Data shown:
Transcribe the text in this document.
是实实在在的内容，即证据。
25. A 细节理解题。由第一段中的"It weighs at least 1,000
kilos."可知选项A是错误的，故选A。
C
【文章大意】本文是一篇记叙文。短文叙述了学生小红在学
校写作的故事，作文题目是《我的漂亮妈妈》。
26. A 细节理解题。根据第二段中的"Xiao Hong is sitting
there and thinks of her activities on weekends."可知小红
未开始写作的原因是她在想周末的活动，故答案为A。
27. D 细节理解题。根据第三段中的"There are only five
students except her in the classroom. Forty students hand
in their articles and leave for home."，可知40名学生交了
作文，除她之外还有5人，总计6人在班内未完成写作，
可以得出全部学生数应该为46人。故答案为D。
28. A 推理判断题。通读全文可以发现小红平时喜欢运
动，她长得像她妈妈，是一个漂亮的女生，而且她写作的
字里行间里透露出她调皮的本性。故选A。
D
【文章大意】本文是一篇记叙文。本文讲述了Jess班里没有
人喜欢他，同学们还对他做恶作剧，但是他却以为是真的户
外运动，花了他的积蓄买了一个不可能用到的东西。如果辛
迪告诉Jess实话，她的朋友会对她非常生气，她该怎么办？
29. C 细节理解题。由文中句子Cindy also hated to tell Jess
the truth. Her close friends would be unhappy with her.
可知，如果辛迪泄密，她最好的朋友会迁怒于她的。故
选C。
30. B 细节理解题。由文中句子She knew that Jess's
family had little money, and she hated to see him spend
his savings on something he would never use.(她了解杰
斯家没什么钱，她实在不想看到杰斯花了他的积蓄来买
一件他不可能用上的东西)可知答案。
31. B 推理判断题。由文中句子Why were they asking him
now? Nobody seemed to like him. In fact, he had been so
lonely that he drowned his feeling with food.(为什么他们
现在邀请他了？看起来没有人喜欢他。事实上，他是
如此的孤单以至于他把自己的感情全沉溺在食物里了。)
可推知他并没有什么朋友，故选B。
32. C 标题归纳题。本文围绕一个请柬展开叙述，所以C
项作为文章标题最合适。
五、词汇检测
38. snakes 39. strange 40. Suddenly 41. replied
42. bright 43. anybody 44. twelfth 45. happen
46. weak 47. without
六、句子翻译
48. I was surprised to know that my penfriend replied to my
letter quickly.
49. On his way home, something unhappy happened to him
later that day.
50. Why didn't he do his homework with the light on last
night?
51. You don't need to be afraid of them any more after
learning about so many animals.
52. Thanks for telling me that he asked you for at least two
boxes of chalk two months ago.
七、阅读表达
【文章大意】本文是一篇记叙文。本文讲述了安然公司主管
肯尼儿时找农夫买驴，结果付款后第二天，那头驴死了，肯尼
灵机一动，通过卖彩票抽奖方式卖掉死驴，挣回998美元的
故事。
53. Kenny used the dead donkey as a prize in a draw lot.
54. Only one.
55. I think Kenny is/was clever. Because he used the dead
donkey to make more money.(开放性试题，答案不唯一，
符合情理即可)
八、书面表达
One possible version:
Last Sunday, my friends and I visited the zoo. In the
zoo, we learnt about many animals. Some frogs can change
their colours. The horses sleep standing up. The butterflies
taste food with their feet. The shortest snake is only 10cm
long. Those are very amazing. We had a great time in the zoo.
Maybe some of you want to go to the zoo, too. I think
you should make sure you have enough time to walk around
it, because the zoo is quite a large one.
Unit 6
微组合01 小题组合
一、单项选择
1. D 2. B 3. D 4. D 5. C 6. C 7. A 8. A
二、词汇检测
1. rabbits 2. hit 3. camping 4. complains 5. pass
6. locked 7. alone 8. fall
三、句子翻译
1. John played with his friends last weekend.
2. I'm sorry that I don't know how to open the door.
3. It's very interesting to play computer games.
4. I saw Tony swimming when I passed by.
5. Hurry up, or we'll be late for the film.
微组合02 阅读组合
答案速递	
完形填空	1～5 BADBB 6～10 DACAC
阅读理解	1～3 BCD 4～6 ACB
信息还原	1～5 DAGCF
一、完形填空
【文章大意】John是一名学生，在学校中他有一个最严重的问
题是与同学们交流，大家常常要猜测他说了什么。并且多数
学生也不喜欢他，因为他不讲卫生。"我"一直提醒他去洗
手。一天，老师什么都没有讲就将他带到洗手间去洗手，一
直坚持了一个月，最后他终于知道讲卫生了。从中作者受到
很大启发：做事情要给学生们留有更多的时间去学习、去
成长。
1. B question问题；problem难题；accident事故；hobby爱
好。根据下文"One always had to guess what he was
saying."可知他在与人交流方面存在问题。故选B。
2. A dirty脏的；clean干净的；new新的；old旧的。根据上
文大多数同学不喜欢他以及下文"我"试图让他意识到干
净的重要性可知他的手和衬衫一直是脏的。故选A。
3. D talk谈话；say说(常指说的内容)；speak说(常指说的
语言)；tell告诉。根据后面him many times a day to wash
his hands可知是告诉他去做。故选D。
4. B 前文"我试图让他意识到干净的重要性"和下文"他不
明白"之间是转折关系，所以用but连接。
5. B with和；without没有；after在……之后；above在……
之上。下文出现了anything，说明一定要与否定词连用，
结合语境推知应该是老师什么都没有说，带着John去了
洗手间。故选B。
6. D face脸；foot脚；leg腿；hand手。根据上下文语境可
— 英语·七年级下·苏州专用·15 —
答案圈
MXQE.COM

Short exercise: Look through the data above. Each line containing the word "unhappy" needs to be copied.

Solution to the exercise:
the truth. Her close friends would be unhappy with her.
49. On his way home, something unhappy happened to him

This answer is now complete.